CELE ĆWICZENIA:
[a] Ile punktów zgromadziła Cracovia według tekstu o meczu Śląska Wrocław z Cracovią?
[b] Przepisz dokładnie fragment tekstu o meczu Śląska Wrocław z Cracovią od słów „Podopieczni Jacka Magiery” do słów „23. zgromadzonych punktów.” włącznie.

PODANY TEKST:

PKO Ekstraklasa: Problemy Śląska Wrocław! Cracovia odwróciła losy spotkania z wicemistrzem Polski
Śląsk Wrocław od początku sezonu pozostaje drużyną, która nie zdołała jeszcze zdobyć kompletu punktów. Obecny wicemistrz kraju w ramach 11. kolejki PKO Ekstraklasy podejmował Cracovię, która zdołała odwrócić losy spotkania i to „Pasy” dopisały sobie kolejny tryumf.
Podopieczni Jacka Magiery po zdobyciu mistrzostwa Polski tkwią w piłkarskim maraźmie, gdyż Trójkolorowi przez 11. serii gier nie potrafili w żadnym z nich pokonać swojego rywala, a w związku z tym to oni z 4. punktami zamykają ligową tabelę. Wydawało się, że ich moment zwroty może nastąpić wraz z końcem spotkania z Cracovią, lecz 3. drużyna Ekstraklasy nie pozostawiła złudzeń nikomu na Tarczyński Arena. Podopieczni Dawida Kroczka uparcie walczą o miejsce w czołówce ligi, gdyż obecnie zajmują ostatni stopień podium z liczbą 23. zgromadzonych punktów.

PREZENTOWANE DANE:
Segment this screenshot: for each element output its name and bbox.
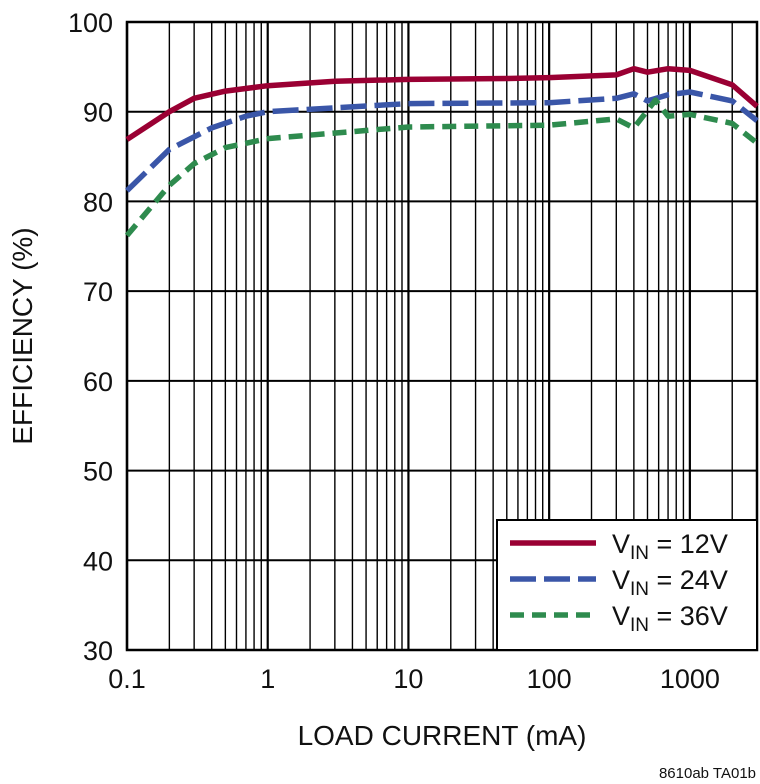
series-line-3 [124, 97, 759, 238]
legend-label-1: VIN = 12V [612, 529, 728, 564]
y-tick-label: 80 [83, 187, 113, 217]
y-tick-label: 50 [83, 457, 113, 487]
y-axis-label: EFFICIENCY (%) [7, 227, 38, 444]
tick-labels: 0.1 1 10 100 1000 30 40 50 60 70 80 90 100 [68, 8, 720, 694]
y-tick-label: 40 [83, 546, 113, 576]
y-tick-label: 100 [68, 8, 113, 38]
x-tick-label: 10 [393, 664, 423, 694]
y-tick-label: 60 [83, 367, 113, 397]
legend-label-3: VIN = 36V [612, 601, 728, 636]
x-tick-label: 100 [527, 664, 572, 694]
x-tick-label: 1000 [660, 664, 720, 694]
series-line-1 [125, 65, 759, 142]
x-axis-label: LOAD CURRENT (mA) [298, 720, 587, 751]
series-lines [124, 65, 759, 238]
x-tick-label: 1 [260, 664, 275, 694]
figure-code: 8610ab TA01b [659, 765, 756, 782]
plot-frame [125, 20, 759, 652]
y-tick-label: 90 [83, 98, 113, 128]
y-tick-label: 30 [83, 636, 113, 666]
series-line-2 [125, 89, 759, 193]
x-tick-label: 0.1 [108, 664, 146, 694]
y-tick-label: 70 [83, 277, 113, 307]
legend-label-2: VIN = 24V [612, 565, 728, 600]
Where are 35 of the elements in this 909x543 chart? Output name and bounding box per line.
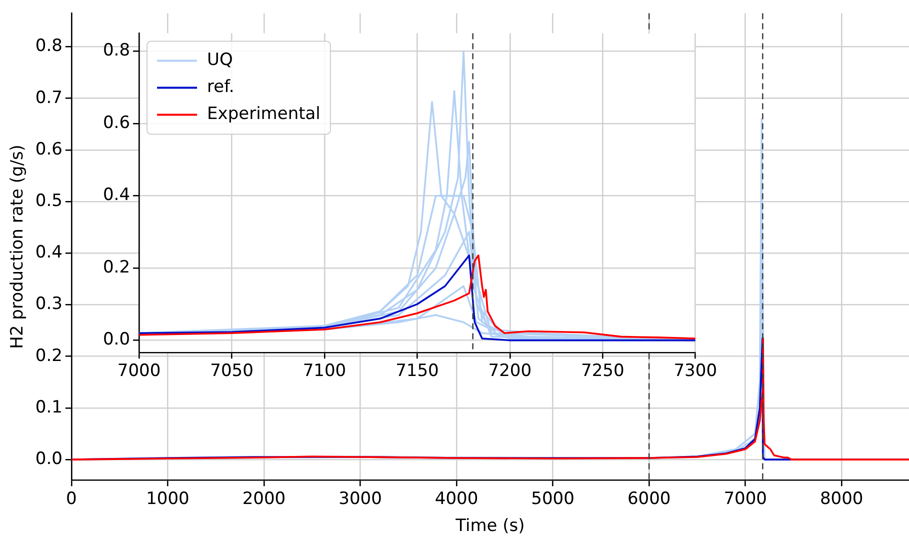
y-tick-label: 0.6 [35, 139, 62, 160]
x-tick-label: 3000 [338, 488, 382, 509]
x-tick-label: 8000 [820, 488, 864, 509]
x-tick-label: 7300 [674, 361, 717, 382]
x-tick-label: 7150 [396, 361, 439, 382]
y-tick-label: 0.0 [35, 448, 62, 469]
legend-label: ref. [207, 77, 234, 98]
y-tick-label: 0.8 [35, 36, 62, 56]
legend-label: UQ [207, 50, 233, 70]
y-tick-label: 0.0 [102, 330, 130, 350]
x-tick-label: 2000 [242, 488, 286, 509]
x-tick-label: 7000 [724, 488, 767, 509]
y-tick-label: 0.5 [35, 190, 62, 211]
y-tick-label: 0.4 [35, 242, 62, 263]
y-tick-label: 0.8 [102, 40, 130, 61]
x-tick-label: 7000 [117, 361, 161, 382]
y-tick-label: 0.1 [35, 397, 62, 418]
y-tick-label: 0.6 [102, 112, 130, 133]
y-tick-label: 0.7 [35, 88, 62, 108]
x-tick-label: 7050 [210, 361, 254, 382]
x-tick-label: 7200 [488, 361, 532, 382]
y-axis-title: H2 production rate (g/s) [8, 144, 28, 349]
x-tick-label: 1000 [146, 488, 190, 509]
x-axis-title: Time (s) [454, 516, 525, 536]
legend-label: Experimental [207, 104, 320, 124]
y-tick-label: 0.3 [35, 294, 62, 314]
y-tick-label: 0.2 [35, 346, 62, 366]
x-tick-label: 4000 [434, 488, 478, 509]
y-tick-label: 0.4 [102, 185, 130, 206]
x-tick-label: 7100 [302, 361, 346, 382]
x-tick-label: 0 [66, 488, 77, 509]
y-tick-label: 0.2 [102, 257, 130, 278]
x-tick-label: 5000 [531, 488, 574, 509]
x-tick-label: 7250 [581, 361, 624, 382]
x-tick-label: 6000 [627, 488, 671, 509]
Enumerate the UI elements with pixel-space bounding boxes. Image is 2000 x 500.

ODPOWIEDZI DO ĆWICZEŃ:
[a] Cracovia zgromadziła 23 punkty.

[b]
Podopieczni Jacka Magiery po zdobyciu mistrzostwa Polski tkwią w piłkarskim maraźmie, gdyż Trójkolorowi przez 11. serii gier nie potrafili w żadnym z nich pokonać swojego rywala, a w związku z tym to oni z 4. punktami zamykają ligową tabelę. Wydawało się, że ich moment zwroty może nastąpić wraz z końcem spotkania z Cracovią, lecz 3. drużyna Ekstraklasy nie pozostawiła złudzeń nikomu na Tarczyński Arena. Podopieczni Dawida Kroczka uparcie walczą o miejsce w czołówce ligi, gdyż obecnie zajmują ostatni stopień podium z liczbą 23. zgromadzonych punktów.